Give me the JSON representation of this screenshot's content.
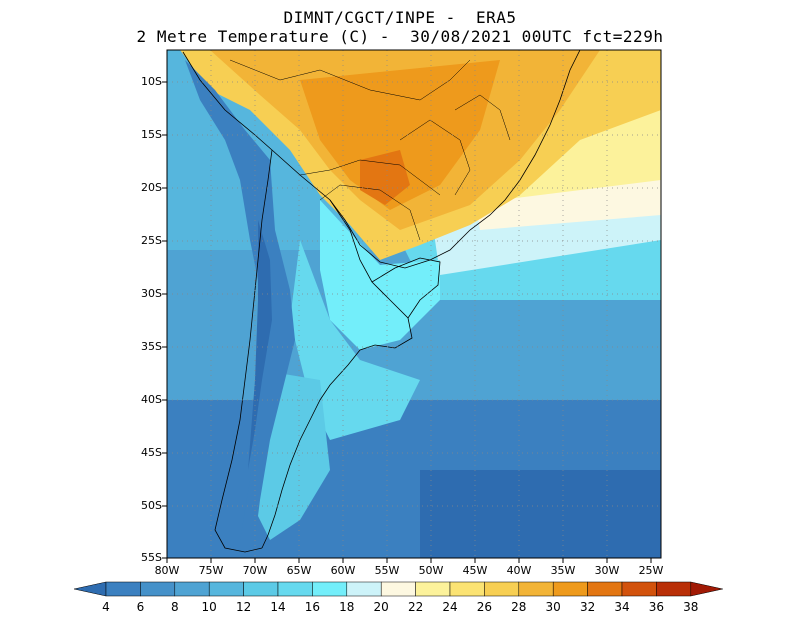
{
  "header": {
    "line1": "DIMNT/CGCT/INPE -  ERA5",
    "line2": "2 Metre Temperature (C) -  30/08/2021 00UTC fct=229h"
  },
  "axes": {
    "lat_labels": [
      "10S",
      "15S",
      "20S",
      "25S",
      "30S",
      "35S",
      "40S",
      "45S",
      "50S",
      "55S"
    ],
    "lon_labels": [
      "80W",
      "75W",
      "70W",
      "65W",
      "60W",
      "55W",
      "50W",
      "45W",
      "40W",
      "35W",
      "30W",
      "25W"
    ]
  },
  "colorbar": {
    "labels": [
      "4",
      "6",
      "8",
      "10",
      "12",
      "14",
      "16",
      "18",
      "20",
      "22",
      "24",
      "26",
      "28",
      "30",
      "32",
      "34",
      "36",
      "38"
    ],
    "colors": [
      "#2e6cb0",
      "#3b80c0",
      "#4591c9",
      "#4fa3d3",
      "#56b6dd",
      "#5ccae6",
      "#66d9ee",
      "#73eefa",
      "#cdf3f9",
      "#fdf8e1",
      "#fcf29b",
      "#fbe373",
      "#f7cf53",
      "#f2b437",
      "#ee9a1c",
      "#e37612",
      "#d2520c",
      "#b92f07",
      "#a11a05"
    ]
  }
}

= PROBLEM TO SOLVE =
Above are records with pictures; repeat the records exactly and leave the pictures out.

= ANSWER TO THIS TASK =
Give me the JSON representation of this screenshot's content.
{
  "header": {
    "line1": "DIMNT/CGCT/INPE -  ERA5",
    "line2": "2 Metre Temperature (C) -  30/08/2021 00UTC fct=229h"
  },
  "axes": {
    "lat_labels": [
      "10S",
      "15S",
      "20S",
      "25S",
      "30S",
      "35S",
      "40S",
      "45S",
      "50S",
      "55S"
    ],
    "lon_labels": [
      "80W",
      "75W",
      "70W",
      "65W",
      "60W",
      "55W",
      "50W",
      "45W",
      "40W",
      "35W",
      "30W",
      "25W"
    ]
  },
  "colorbar": {
    "labels": [
      "4",
      "6",
      "8",
      "10",
      "12",
      "14",
      "16",
      "18",
      "20",
      "22",
      "24",
      "26",
      "28",
      "30",
      "32",
      "34",
      "36",
      "38"
    ],
    "colors": [
      "#2e6cb0",
      "#3b80c0",
      "#4591c9",
      "#4fa3d3",
      "#56b6dd",
      "#5ccae6",
      "#66d9ee",
      "#73eefa",
      "#cdf3f9",
      "#fdf8e1",
      "#fcf29b",
      "#fbe373",
      "#f7cf53",
      "#f2b437",
      "#ee9a1c",
      "#e37612",
      "#d2520c",
      "#b92f07",
      "#a11a05"
    ]
  }
}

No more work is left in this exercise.